# EXERCISE INPUT start

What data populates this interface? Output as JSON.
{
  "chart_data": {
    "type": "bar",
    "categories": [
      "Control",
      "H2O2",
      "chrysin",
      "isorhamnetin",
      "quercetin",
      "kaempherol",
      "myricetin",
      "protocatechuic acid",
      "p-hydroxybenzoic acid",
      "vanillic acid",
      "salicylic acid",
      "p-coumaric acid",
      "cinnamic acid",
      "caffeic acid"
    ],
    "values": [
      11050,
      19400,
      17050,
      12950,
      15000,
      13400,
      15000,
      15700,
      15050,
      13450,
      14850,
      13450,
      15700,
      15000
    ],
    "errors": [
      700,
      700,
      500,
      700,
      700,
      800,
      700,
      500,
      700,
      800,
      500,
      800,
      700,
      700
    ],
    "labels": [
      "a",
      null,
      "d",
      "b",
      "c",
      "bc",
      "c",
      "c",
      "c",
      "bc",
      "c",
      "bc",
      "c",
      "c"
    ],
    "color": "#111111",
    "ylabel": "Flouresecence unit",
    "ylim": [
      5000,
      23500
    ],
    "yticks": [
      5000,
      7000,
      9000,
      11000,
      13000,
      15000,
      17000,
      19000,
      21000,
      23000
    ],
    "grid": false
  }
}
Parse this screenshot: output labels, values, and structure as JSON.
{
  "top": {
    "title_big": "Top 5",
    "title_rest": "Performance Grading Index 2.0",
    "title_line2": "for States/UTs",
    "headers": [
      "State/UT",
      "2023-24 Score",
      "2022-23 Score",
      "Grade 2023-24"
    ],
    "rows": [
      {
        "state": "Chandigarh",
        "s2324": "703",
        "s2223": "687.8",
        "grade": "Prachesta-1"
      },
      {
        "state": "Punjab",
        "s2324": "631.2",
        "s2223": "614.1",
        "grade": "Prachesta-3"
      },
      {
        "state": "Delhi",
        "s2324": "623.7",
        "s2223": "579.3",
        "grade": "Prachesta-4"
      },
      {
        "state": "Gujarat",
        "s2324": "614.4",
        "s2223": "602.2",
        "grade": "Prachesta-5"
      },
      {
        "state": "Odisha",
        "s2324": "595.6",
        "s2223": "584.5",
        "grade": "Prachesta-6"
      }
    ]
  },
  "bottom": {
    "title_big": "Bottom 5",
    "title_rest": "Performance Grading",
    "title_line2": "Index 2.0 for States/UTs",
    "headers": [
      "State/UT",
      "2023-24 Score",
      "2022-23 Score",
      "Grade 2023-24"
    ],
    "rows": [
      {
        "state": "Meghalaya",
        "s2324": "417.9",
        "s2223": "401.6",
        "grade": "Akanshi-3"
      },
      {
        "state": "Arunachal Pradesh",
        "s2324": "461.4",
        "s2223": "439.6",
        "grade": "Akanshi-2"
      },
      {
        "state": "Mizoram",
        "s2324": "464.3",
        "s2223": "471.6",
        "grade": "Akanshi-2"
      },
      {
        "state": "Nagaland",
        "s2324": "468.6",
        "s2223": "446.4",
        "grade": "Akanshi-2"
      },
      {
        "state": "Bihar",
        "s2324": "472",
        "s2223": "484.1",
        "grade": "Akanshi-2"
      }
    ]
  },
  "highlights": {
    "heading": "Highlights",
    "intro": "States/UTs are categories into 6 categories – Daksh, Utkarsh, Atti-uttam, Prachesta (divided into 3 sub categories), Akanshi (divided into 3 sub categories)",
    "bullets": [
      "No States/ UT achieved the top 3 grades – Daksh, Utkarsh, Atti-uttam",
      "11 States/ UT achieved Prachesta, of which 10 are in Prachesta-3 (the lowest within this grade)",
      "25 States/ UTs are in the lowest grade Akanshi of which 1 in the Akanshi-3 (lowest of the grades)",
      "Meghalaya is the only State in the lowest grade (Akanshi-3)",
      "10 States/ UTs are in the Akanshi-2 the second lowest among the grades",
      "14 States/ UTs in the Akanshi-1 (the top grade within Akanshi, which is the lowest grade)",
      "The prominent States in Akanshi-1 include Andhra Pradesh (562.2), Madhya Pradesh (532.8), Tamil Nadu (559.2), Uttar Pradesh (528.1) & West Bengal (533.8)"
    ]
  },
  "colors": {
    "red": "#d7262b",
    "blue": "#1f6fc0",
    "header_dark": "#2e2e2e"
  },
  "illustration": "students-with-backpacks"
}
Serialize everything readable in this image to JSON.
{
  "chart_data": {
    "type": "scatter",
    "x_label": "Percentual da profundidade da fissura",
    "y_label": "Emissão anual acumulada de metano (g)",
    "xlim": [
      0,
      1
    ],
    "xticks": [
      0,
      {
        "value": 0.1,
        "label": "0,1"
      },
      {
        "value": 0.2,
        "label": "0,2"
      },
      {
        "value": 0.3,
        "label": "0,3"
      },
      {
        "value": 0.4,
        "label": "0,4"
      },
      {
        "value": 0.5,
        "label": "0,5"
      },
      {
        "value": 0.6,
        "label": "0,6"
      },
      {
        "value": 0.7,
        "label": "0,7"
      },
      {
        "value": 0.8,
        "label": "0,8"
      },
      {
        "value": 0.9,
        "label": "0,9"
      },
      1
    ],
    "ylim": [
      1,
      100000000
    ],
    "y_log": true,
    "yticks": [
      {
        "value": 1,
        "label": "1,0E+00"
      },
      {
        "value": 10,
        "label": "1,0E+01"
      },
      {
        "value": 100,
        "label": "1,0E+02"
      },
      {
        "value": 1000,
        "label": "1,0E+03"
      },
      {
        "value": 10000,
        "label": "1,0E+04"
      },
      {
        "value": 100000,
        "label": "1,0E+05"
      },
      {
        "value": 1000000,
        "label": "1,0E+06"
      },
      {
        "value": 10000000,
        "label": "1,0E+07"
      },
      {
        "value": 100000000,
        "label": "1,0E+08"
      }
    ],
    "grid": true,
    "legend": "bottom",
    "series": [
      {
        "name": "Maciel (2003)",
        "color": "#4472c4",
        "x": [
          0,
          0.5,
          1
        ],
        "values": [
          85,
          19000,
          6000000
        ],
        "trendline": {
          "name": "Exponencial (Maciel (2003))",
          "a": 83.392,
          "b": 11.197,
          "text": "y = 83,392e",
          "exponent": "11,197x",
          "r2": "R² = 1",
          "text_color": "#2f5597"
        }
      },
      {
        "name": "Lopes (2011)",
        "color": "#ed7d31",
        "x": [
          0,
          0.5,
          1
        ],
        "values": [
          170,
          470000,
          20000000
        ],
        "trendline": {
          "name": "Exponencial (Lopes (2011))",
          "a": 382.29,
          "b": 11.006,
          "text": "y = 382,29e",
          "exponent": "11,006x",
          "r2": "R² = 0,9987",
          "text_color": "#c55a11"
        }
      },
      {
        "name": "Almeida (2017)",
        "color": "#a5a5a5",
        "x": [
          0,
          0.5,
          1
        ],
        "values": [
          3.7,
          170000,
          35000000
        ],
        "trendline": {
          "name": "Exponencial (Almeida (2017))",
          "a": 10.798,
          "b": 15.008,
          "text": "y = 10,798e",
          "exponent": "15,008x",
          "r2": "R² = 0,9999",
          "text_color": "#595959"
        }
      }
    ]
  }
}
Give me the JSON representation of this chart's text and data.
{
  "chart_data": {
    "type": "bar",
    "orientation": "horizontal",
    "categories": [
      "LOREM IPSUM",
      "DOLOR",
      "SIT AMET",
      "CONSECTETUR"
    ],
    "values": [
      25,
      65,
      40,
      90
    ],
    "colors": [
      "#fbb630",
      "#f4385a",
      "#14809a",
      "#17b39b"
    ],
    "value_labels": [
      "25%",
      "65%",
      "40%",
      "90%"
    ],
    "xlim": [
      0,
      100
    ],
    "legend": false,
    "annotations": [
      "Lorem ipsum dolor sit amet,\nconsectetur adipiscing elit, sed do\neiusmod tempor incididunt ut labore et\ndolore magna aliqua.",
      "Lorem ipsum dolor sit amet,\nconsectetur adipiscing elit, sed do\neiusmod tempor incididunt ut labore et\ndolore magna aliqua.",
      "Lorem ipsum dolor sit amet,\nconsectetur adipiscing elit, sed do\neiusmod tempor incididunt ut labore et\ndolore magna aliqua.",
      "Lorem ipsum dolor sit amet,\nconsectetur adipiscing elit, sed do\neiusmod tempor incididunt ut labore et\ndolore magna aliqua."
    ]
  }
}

# EXERCISE INPUT end

_SET TASK_: Return all lines with the word "achieved" in them.

_EXERCISE RESULT_:
      "No States/ UT achieved the top 3 grades – Daksh, Utkarsh, Atti-uttam",
      "11 States/ UT achieved Prachesta, of which 10 are in Prachesta-3 (the lowest within this grade)",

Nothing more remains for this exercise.